▼

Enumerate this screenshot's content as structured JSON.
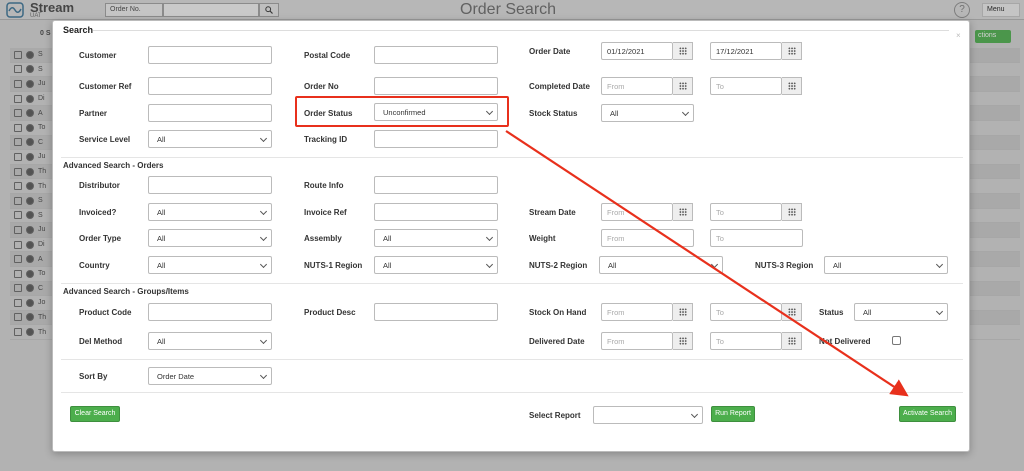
{
  "app": {
    "name": "Stream",
    "env": "UAT",
    "page_title": "Order Search"
  },
  "topbar": {
    "search_type": "Order No.",
    "help": "?",
    "menu": "Menu"
  },
  "background": {
    "header_label": "0 S",
    "actions_label": "ctions",
    "row_labels": [
      "S",
      "S",
      "Ju",
      "Di",
      "A",
      "To",
      "C",
      "Ju",
      "Th",
      "Th",
      "S",
      "S",
      "Ju",
      "Di",
      "A",
      "To",
      "C",
      "Jo",
      "Th",
      "Th"
    ]
  },
  "modal": {
    "title": "Search",
    "close": "×",
    "labels": {
      "customer": "Customer",
      "postal_code": "Postal Code",
      "order_date": "Order Date",
      "customer_ref": "Customer Ref",
      "order_no": "Order No",
      "completed_date": "Completed Date",
      "partner": "Partner",
      "order_status": "Order Status",
      "stock_status": "Stock Status",
      "service_level": "Service Level",
      "tracking_id": "Tracking ID",
      "distributor": "Distributor",
      "route_info": "Route Info",
      "invoiced": "Invoiced?",
      "invoice_ref": "Invoice Ref",
      "stream_date": "Stream Date",
      "order_type": "Order Type",
      "assembly": "Assembly",
      "weight": "Weight",
      "country": "Country",
      "nuts1": "NUTS-1 Region",
      "nuts2": "NUTS-2 Region",
      "nuts3": "NUTS-3 Region",
      "product_code": "Product Code",
      "product_desc": "Product Desc",
      "stock_on_hand": "Stock On Hand",
      "status": "Status",
      "del_method": "Del Method",
      "delivered_date": "Delivered Date",
      "not_delivered": "Not Delivered",
      "sort_by": "Sort By",
      "select_report": "Select Report"
    },
    "sections": {
      "orders": "Advanced Search - Orders",
      "groups": "Advanced Search - Groups/Items"
    },
    "values": {
      "order_date_from": "01/12/2021",
      "order_date_to": "17/12/2021",
      "order_status": "Unconfirmed",
      "stock_status": "All",
      "service_level": "All",
      "invoiced": "All",
      "order_type": "All",
      "assembly": "All",
      "country": "All",
      "nuts1": "All",
      "nuts2": "All",
      "nuts3": "All",
      "status": "All",
      "del_method": "All",
      "sort_by": "Order Date"
    },
    "placeholders": {
      "from": "From",
      "to": "To"
    },
    "buttons": {
      "clear": "Clear Search",
      "run_report": "Run Report",
      "activate": "Activate Search"
    }
  },
  "colors": {
    "highlight": "#e8301c",
    "button_green": "#4cae4c"
  }
}
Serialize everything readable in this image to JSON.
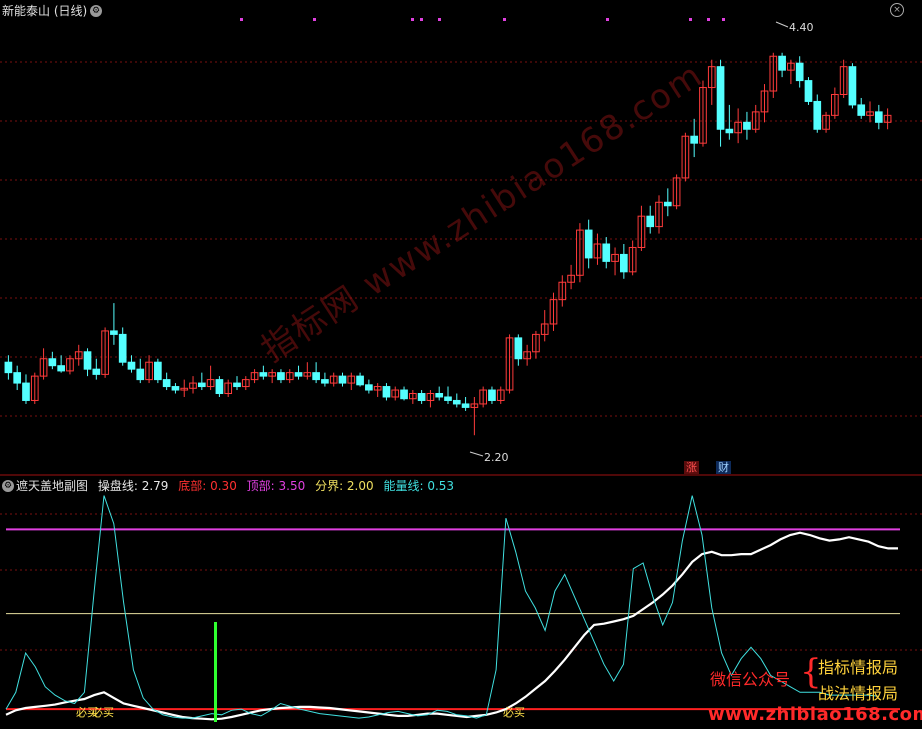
{
  "main_chart": {
    "title": "新能泰山 (日线)",
    "high_label": "4.40",
    "low_label": "2.20",
    "event_tags": [
      "涨",
      "财"
    ],
    "watermark": "指标网 www.zhibiao168.com"
  },
  "sub_chart": {
    "title": "遮天盖地副图",
    "legend": [
      {
        "label": "操盘线: 2.79",
        "color": "#e8e8e8"
      },
      {
        "label": "底部: 0.30",
        "color": "#ff3030"
      },
      {
        "label": "顶部: 3.50",
        "color": "#e040e0"
      },
      {
        "label": "分界: 2.00",
        "color": "#f0e060"
      },
      {
        "label": "能量线: 0.53",
        "color": "#40e0e0"
      }
    ],
    "signals": [
      "必买",
      "必买",
      "必买"
    ],
    "promo": {
      "wechat": "微信公众号",
      "line1": "指标情报局",
      "line2": "战法情报局",
      "url": "www.zhibiao168.com"
    }
  },
  "colors": {
    "up": "#ff3b3b",
    "down": "#54ffff",
    "grid": "#7a1010",
    "top_line": "#e040e0",
    "bottom_line": "#ff2020",
    "mid_line": "#e8e0a0",
    "energy": "#40e0e0",
    "trade_line": "#ffffff",
    "signal_bar": "#30ff30"
  },
  "icons": [
    "gear-icon",
    "close-icon"
  ],
  "chart_data": [
    {
      "type": "candlestick",
      "title": "新能泰山 (日线)",
      "ylim": [
        2.0,
        4.6
      ],
      "annotations": [
        {
          "text": "4.40",
          "value": 4.4
        },
        {
          "text": "2.20",
          "value": 2.2
        }
      ],
      "ohlc": [
        [
          2.62,
          2.66,
          2.52,
          2.56
        ],
        [
          2.56,
          2.6,
          2.46,
          2.5
        ],
        [
          2.5,
          2.55,
          2.38,
          2.4
        ],
        [
          2.4,
          2.56,
          2.38,
          2.54
        ],
        [
          2.54,
          2.7,
          2.52,
          2.64
        ],
        [
          2.64,
          2.68,
          2.58,
          2.6
        ],
        [
          2.6,
          2.66,
          2.56,
          2.57
        ],
        [
          2.57,
          2.66,
          2.55,
          2.64
        ],
        [
          2.64,
          2.72,
          2.6,
          2.68
        ],
        [
          2.68,
          2.7,
          2.54,
          2.58
        ],
        [
          2.58,
          2.64,
          2.52,
          2.55
        ],
        [
          2.55,
          2.82,
          2.53,
          2.8
        ],
        [
          2.8,
          2.96,
          2.72,
          2.78
        ],
        [
          2.78,
          2.82,
          2.6,
          2.62
        ],
        [
          2.62,
          2.66,
          2.56,
          2.58
        ],
        [
          2.58,
          2.64,
          2.5,
          2.52
        ],
        [
          2.52,
          2.66,
          2.5,
          2.62
        ],
        [
          2.62,
          2.64,
          2.5,
          2.52
        ],
        [
          2.52,
          2.56,
          2.46,
          2.48
        ],
        [
          2.48,
          2.5,
          2.44,
          2.46
        ],
        [
          2.46,
          2.52,
          2.42,
          2.47
        ],
        [
          2.47,
          2.54,
          2.44,
          2.5
        ],
        [
          2.5,
          2.56,
          2.46,
          2.48
        ],
        [
          2.48,
          2.6,
          2.46,
          2.52
        ],
        [
          2.52,
          2.54,
          2.42,
          2.44
        ],
        [
          2.44,
          2.52,
          2.42,
          2.5
        ],
        [
          2.5,
          2.54,
          2.46,
          2.48
        ],
        [
          2.48,
          2.54,
          2.46,
          2.52
        ],
        [
          2.52,
          2.58,
          2.5,
          2.56
        ],
        [
          2.56,
          2.6,
          2.52,
          2.54
        ],
        [
          2.54,
          2.58,
          2.5,
          2.56
        ],
        [
          2.56,
          2.58,
          2.5,
          2.52
        ],
        [
          2.52,
          2.58,
          2.5,
          2.56
        ],
        [
          2.56,
          2.6,
          2.52,
          2.54
        ],
        [
          2.54,
          2.62,
          2.52,
          2.56
        ],
        [
          2.56,
          2.62,
          2.5,
          2.52
        ],
        [
          2.52,
          2.56,
          2.48,
          2.5
        ],
        [
          2.5,
          2.56,
          2.48,
          2.54
        ],
        [
          2.54,
          2.56,
          2.48,
          2.5
        ],
        [
          2.5,
          2.56,
          2.46,
          2.54
        ],
        [
          2.54,
          2.56,
          2.48,
          2.49
        ],
        [
          2.49,
          2.52,
          2.44,
          2.46
        ],
        [
          2.46,
          2.5,
          2.42,
          2.48
        ],
        [
          2.48,
          2.5,
          2.4,
          2.42
        ],
        [
          2.42,
          2.48,
          2.4,
          2.46
        ],
        [
          2.46,
          2.48,
          2.4,
          2.41
        ],
        [
          2.41,
          2.46,
          2.38,
          2.44
        ],
        [
          2.44,
          2.46,
          2.38,
          2.4
        ],
        [
          2.4,
          2.46,
          2.36,
          2.44
        ],
        [
          2.44,
          2.48,
          2.4,
          2.42
        ],
        [
          2.42,
          2.48,
          2.38,
          2.4
        ],
        [
          2.4,
          2.44,
          2.36,
          2.38
        ],
        [
          2.38,
          2.42,
          2.34,
          2.36
        ],
        [
          2.36,
          2.42,
          2.2,
          2.38
        ],
        [
          2.38,
          2.48,
          2.36,
          2.46
        ],
        [
          2.46,
          2.48,
          2.38,
          2.4
        ],
        [
          2.4,
          2.48,
          2.38,
          2.46
        ],
        [
          2.46,
          2.78,
          2.44,
          2.76
        ],
        [
          2.76,
          2.78,
          2.6,
          2.64
        ],
        [
          2.64,
          2.72,
          2.6,
          2.68
        ],
        [
          2.68,
          2.8,
          2.64,
          2.78
        ],
        [
          2.78,
          2.92,
          2.74,
          2.84
        ],
        [
          2.84,
          3.02,
          2.8,
          2.98
        ],
        [
          2.98,
          3.12,
          2.94,
          3.08
        ],
        [
          3.08,
          3.18,
          3.04,
          3.12
        ],
        [
          3.12,
          3.42,
          3.08,
          3.38
        ],
        [
          3.38,
          3.44,
          3.16,
          3.22
        ],
        [
          3.22,
          3.36,
          3.18,
          3.3
        ],
        [
          3.3,
          3.34,
          3.16,
          3.2
        ],
        [
          3.2,
          3.28,
          3.12,
          3.24
        ],
        [
          3.24,
          3.3,
          3.1,
          3.14
        ],
        [
          3.14,
          3.32,
          3.12,
          3.28
        ],
        [
          3.28,
          3.52,
          3.26,
          3.46
        ],
        [
          3.46,
          3.52,
          3.36,
          3.4
        ],
        [
          3.4,
          3.58,
          3.36,
          3.54
        ],
        [
          3.54,
          3.62,
          3.46,
          3.52
        ],
        [
          3.52,
          3.7,
          3.5,
          3.68
        ],
        [
          3.68,
          3.94,
          3.66,
          3.92
        ],
        [
          3.92,
          4.02,
          3.8,
          3.88
        ],
        [
          3.88,
          4.24,
          3.86,
          4.2
        ],
        [
          4.2,
          4.36,
          4.1,
          4.32
        ],
        [
          4.32,
          4.36,
          3.86,
          3.96
        ],
        [
          3.96,
          4.1,
          3.9,
          3.94
        ],
        [
          3.94,
          4.08,
          3.88,
          4.0
        ],
        [
          4.0,
          4.06,
          3.9,
          3.96
        ],
        [
          3.96,
          4.1,
          3.94,
          4.06
        ],
        [
          4.06,
          4.22,
          4.0,
          4.18
        ],
        [
          4.18,
          4.4,
          4.14,
          4.38
        ],
        [
          4.38,
          4.4,
          4.26,
          4.3
        ],
        [
          4.3,
          4.36,
          4.22,
          4.34
        ],
        [
          4.34,
          4.38,
          4.2,
          4.24
        ],
        [
          4.24,
          4.26,
          4.1,
          4.12
        ],
        [
          4.12,
          4.16,
          3.94,
          3.96
        ],
        [
          3.96,
          4.06,
          3.94,
          4.04
        ],
        [
          4.04,
          4.2,
          4.02,
          4.16
        ],
        [
          4.16,
          4.36,
          4.14,
          4.32
        ],
        [
          4.32,
          4.34,
          4.08,
          4.1
        ],
        [
          4.1,
          4.14,
          4.02,
          4.04
        ],
        [
          4.04,
          4.12,
          4.0,
          4.06
        ],
        [
          4.06,
          4.1,
          3.96,
          4.0
        ],
        [
          4.0,
          4.08,
          3.96,
          4.04
        ]
      ]
    },
    {
      "type": "line",
      "title": "遮天盖地副图",
      "ylim": [
        0,
        4.2
      ],
      "hlines": [
        {
          "name": "顶部",
          "value": 3.5
        },
        {
          "name": "分界",
          "value": 2.0
        },
        {
          "name": "底部",
          "value": 0.3
        }
      ],
      "series": [
        {
          "name": "操盘线",
          "values": [
            0.2,
            0.28,
            0.32,
            0.34,
            0.36,
            0.38,
            0.42,
            0.45,
            0.48,
            0.55,
            0.6,
            0.5,
            0.4,
            0.36,
            0.32,
            0.28,
            0.24,
            0.2,
            0.16,
            0.14,
            0.13,
            0.12,
            0.13,
            0.16,
            0.2,
            0.24,
            0.28,
            0.3,
            0.32,
            0.33,
            0.34,
            0.34,
            0.33,
            0.32,
            0.3,
            0.28,
            0.26,
            0.24,
            0.22,
            0.2,
            0.18,
            0.18,
            0.2,
            0.22,
            0.22,
            0.2,
            0.18,
            0.16,
            0.18,
            0.2,
            0.24,
            0.3,
            0.4,
            0.52,
            0.66,
            0.8,
            0.98,
            1.18,
            1.4,
            1.62,
            1.8,
            1.82,
            1.86,
            1.9,
            1.96,
            2.08,
            2.2,
            2.34,
            2.5,
            2.7,
            2.92,
            3.06,
            3.1,
            3.04,
            3.04,
            3.06,
            3.06,
            3.14,
            3.22,
            3.32,
            3.4,
            3.44,
            3.4,
            3.34,
            3.3,
            3.32,
            3.36,
            3.32,
            3.28,
            3.2,
            3.16,
            3.16
          ]
        },
        {
          "name": "能量线",
          "values": [
            0.3,
            0.6,
            1.3,
            1.05,
            0.7,
            0.55,
            0.45,
            0.4,
            0.6,
            2.4,
            4.1,
            3.6,
            2.2,
            1.0,
            0.5,
            0.3,
            0.2,
            0.16,
            0.14,
            0.14,
            0.18,
            0.22,
            0.2,
            0.28,
            0.3,
            0.22,
            0.18,
            0.28,
            0.4,
            0.35,
            0.3,
            0.26,
            0.22,
            0.2,
            0.18,
            0.16,
            0.14,
            0.16,
            0.2,
            0.24,
            0.26,
            0.22,
            0.18,
            0.2,
            0.28,
            0.26,
            0.2,
            0.18,
            0.14,
            0.2,
            1.0,
            3.7,
            3.1,
            2.4,
            2.1,
            1.7,
            2.4,
            2.7,
            2.3,
            1.9,
            1.5,
            1.1,
            0.8,
            1.1,
            2.8,
            2.9,
            2.3,
            1.8,
            2.2,
            3.3,
            4.1,
            3.4,
            2.1,
            1.3,
            0.9,
            1.2,
            1.4,
            1.2,
            0.9,
            0.8,
            0.7,
            0.6,
            0.6,
            0.6,
            0.55,
            0.55,
            0.55,
            0.55,
            0.55,
            0.53
          ]
        }
      ]
    }
  ]
}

▲

-- TASK GOAL --
Go through the data above and find the lines with the word "Advanced". Copy each of those lines.

-- COMPLETED TASK --
      "orders": "Advanced Search - Orders",
      "groups": "Advanced Search - Groups/Items"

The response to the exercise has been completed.